§ Record list

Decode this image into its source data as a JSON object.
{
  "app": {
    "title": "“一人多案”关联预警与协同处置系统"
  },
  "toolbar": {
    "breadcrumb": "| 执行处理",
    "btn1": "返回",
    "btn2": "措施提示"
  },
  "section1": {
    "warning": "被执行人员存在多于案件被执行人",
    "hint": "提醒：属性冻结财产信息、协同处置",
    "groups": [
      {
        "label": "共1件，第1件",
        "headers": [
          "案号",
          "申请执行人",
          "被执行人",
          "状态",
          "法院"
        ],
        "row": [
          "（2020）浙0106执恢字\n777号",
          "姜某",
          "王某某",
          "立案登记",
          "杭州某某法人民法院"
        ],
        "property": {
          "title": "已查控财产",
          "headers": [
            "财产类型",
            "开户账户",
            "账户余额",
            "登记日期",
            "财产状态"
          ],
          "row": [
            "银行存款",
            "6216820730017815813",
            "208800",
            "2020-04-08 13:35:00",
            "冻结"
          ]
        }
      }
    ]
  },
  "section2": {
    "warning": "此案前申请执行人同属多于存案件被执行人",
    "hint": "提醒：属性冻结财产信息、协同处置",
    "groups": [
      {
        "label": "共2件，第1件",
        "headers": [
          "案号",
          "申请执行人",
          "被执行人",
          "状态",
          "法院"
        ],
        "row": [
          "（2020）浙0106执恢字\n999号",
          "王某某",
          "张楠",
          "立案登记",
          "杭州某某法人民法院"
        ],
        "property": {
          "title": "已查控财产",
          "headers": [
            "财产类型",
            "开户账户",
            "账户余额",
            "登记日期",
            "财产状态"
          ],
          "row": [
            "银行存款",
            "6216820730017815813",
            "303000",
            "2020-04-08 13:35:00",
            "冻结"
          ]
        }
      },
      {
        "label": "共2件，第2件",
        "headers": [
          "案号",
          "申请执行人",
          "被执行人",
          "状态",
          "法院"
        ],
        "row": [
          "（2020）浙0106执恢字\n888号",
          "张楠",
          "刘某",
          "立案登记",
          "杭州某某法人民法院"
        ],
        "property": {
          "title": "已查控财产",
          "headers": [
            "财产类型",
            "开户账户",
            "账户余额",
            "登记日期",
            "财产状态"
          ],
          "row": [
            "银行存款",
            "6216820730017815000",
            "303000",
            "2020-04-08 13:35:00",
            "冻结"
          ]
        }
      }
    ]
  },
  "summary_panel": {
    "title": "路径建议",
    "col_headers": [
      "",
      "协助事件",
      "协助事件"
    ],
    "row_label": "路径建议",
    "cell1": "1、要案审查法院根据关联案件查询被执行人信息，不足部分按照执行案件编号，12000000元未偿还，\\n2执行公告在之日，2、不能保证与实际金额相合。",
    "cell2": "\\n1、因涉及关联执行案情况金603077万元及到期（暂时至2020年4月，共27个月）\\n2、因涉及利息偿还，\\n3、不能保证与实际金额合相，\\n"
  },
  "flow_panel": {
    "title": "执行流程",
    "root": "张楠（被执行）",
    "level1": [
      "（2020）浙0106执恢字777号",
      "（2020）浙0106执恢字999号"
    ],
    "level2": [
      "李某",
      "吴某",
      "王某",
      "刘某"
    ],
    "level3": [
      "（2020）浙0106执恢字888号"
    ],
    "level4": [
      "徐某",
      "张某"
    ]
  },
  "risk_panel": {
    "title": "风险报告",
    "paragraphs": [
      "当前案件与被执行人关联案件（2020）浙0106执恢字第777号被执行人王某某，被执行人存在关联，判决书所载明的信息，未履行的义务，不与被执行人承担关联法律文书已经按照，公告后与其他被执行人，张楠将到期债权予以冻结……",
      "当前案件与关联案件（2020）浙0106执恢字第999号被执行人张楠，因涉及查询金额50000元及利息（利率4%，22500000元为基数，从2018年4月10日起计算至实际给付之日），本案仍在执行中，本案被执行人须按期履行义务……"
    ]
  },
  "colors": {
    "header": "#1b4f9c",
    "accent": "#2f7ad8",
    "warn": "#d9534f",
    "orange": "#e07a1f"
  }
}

§ What is being asked
Retype all of the entries precisely as they are.

§ Expected answer
Decode this image into its source data as a JSON object.
{
  "app": {
    "title": "“一人多案”关联预警与协同处置系统"
  },
  "toolbar": {
    "breadcrumb": "| 执行处理",
    "btn1": "返回",
    "btn2": "措施提示"
  },
  "section1": {
    "warning": "被执行人员存在多于案件被执行人",
    "hint": "提醒：属性冻结财产信息、协同处置",
    "groups": [
      {
        "label": "共1件，第1件",
        "headers": [
          "案号",
          "申请执行人",
          "被执行人",
          "状态",
          "法院"
        ],
        "row": [
          "（2020）浙0106执恢字\n777号",
          "姜某",
          "王某某",
          "立案登记",
          "杭州某某法人民法院"
        ],
        "property": {
          "title": "已查控财产",
          "headers": [
            "财产类型",
            "开户账户",
            "账户余额",
            "登记日期",
            "财产状态"
          ],
          "row": [
            "银行存款",
            "6216820730017815813",
            "208800",
            "2020-04-08 13:35:00",
            "冻结"
          ]
        }
      }
    ]
  },
  "section2": {
    "warning": "此案前申请执行人同属多于存案件被执行人",
    "hint": "提醒：属性冻结财产信息、协同处置",
    "groups": [
      {
        "label": "共2件，第1件",
        "headers": [
          "案号",
          "申请执行人",
          "被执行人",
          "状态",
          "法院"
        ],
        "row": [
          "（2020）浙0106执恢字\n999号",
          "王某某",
          "张楠",
          "立案登记",
          "杭州某某法人民法院"
        ],
        "property": {
          "title": "已查控财产",
          "headers": [
            "财产类型",
            "开户账户",
            "账户余额",
            "登记日期",
            "财产状态"
          ],
          "row": [
            "银行存款",
            "6216820730017815813",
            "303000",
            "2020-04-08 13:35:00",
            "冻结"
          ]
        }
      },
      {
        "label": "共2件，第2件",
        "headers": [
          "案号",
          "申请执行人",
          "被执行人",
          "状态",
          "法院"
        ],
        "row": [
          "（2020）浙0106执恢字\n888号",
          "张楠",
          "刘某",
          "立案登记",
          "杭州某某法人民法院"
        ],
        "property": {
          "title": "已查控财产",
          "headers": [
            "财产类型",
            "开户账户",
            "账户余额",
            "登记日期",
            "财产状态"
          ],
          "row": [
            "银行存款",
            "6216820730017815000",
            "303000",
            "2020-04-08 13:35:00",
            "冻结"
          ]
        }
      }
    ]
  },
  "summary_panel": {
    "title": "路径建议",
    "col_headers": [
      "",
      "协助事件",
      "协助事件"
    ],
    "row_label": "路径建议",
    "cell1": "1、要案审查法院根据关联案件查询被执行人信息，不足部分按照执行案件编号，12000000元未偿还，\\n2执行公告在之日，2、不能保证与实际金额相合。",
    "cell2": "\\n1、因涉及关联执行案情况金603077万元及到期（暂时至2020年4月，共27个月）\\n2、因涉及利息偿还，\\n3、不能保证与实际金额合相，\\n"
  },
  "flow_panel": {
    "title": "执行流程",
    "root": "张楠（被执行）",
    "level1": [
      "（2020）浙0106执恢字777号",
      "（2020）浙0106执恢字999号"
    ],
    "level2": [
      "李某",
      "吴某",
      "王某",
      "刘某"
    ],
    "level3": [
      "（2020）浙0106执恢字888号"
    ],
    "level4": [
      "徐某",
      "张某"
    ]
  },
  "risk_panel": {
    "title": "风险报告",
    "paragraphs": [
      "当前案件与被执行人关联案件（2020）浙0106执恢字第777号被执行人王某某，被执行人存在关联，判决书所载明的信息，未履行的义务，不与被执行人承担关联法律文书已经按照，公告后与其他被执行人，张楠将到期债权予以冻结……",
      "当前案件与关联案件（2020）浙0106执恢字第999号被执行人张楠，因涉及查询金额50000元及利息（利率4%，22500000元为基数，从2018年4月10日起计算至实际给付之日），本案仍在执行中，本案被执行人须按期履行义务……"
    ]
  },
  "colors": {
    "header": "#1b4f9c",
    "accent": "#2f7ad8",
    "warn": "#d9534f",
    "orange": "#e07a1f"
  }
}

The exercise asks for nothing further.